Task :: Give the number of lines in the records below that include "this", and nothing more.

:::::

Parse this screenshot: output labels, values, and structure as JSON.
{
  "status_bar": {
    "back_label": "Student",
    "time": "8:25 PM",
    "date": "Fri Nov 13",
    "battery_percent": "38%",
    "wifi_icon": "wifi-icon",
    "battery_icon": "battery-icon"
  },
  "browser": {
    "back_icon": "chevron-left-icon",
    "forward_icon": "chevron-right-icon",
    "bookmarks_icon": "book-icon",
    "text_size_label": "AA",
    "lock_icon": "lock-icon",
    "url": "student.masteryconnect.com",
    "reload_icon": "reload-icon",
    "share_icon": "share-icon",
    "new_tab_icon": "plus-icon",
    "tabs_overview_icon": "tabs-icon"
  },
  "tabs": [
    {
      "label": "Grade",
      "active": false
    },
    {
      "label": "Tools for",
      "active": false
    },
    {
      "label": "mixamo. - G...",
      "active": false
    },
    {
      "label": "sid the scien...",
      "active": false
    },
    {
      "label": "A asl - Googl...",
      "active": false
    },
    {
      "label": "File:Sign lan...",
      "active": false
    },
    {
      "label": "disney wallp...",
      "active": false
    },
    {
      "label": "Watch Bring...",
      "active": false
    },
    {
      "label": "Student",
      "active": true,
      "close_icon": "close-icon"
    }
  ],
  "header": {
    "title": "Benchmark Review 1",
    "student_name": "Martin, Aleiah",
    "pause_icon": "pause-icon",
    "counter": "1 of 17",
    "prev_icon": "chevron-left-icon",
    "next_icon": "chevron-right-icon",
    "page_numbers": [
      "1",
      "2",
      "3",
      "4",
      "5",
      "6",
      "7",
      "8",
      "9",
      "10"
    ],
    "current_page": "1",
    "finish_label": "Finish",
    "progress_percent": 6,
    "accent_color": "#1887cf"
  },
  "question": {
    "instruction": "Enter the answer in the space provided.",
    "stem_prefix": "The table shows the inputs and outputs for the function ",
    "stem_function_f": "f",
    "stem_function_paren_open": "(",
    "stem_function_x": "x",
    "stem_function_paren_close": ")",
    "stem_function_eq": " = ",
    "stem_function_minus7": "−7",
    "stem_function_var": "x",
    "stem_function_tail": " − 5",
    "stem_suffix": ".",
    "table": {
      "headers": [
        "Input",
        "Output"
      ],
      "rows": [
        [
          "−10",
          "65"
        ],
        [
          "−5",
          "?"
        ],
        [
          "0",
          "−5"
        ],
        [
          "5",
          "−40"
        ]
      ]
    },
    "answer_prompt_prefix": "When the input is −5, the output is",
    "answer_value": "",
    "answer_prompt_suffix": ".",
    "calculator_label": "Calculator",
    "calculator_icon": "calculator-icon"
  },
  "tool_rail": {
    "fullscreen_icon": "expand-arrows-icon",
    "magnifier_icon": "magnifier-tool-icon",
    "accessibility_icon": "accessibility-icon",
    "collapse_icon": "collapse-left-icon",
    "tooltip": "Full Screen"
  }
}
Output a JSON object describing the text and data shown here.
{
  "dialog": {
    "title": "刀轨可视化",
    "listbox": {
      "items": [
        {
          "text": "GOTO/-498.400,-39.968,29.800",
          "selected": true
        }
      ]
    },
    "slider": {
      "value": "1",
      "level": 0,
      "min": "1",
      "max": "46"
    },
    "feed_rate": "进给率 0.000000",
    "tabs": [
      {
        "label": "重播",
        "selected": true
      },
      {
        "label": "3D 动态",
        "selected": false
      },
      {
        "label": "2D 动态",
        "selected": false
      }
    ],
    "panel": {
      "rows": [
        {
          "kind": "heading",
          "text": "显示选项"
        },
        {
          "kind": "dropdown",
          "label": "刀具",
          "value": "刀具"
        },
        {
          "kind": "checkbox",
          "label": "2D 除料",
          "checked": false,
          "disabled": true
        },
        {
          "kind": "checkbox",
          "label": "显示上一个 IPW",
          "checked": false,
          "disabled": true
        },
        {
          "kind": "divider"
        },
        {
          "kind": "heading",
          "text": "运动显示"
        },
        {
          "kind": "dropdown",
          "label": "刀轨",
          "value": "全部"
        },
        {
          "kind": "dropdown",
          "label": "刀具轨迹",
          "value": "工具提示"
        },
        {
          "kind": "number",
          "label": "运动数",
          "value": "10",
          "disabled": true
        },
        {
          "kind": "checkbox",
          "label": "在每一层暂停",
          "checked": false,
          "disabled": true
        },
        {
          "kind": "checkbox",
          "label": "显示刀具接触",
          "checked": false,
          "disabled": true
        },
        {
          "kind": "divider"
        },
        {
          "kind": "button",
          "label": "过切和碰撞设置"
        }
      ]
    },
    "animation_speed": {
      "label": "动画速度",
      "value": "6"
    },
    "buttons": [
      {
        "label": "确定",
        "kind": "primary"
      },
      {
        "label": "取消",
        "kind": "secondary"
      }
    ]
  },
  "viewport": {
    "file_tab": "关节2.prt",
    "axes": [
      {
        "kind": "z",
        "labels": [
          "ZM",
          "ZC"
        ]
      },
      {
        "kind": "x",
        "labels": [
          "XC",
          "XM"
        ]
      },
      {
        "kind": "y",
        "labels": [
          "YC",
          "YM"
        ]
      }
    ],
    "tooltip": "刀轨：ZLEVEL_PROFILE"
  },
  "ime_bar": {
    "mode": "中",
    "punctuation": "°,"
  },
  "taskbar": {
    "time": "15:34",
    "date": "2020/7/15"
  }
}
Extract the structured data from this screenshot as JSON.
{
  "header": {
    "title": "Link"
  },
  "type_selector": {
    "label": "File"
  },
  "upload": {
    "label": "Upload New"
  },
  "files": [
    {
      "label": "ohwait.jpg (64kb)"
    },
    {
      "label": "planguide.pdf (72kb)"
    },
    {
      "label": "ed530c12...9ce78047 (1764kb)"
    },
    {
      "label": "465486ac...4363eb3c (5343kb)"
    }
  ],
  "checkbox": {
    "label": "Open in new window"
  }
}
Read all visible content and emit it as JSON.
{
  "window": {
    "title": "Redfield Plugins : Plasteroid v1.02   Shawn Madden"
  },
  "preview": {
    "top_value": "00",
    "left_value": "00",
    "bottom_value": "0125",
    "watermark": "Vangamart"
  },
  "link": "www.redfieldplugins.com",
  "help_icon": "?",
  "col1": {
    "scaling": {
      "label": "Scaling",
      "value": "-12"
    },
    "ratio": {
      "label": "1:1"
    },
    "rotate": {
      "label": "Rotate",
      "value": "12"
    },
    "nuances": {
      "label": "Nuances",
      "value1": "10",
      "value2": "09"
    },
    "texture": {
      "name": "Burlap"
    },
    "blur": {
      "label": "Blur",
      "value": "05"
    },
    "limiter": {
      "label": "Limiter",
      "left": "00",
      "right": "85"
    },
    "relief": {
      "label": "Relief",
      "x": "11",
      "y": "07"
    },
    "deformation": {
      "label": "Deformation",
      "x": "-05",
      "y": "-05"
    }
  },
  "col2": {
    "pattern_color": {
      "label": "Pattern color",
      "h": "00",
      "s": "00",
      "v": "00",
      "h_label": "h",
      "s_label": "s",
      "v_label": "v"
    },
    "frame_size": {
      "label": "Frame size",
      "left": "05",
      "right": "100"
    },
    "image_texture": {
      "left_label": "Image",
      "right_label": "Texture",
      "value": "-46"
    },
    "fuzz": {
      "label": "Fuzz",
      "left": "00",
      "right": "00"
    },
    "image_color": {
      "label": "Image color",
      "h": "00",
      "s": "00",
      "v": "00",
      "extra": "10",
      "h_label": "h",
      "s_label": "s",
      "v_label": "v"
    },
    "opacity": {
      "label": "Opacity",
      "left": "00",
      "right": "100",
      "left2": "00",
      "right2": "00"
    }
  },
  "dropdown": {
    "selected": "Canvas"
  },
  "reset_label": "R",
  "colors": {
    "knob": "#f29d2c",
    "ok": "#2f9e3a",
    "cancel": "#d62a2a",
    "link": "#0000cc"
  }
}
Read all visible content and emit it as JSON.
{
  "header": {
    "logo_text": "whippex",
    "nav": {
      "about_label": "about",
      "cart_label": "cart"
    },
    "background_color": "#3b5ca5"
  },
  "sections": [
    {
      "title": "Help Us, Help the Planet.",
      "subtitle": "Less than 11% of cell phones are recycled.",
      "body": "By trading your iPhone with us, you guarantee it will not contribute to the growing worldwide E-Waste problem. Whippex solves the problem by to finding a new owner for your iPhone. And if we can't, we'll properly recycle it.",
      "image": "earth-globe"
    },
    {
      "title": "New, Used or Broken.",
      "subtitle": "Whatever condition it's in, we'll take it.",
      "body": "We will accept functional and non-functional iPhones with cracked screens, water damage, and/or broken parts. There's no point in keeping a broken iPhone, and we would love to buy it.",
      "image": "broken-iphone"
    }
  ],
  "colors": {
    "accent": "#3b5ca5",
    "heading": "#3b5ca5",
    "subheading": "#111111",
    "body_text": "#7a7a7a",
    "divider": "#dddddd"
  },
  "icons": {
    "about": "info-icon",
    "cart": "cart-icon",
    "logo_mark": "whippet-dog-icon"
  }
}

:::::

Task output :: 2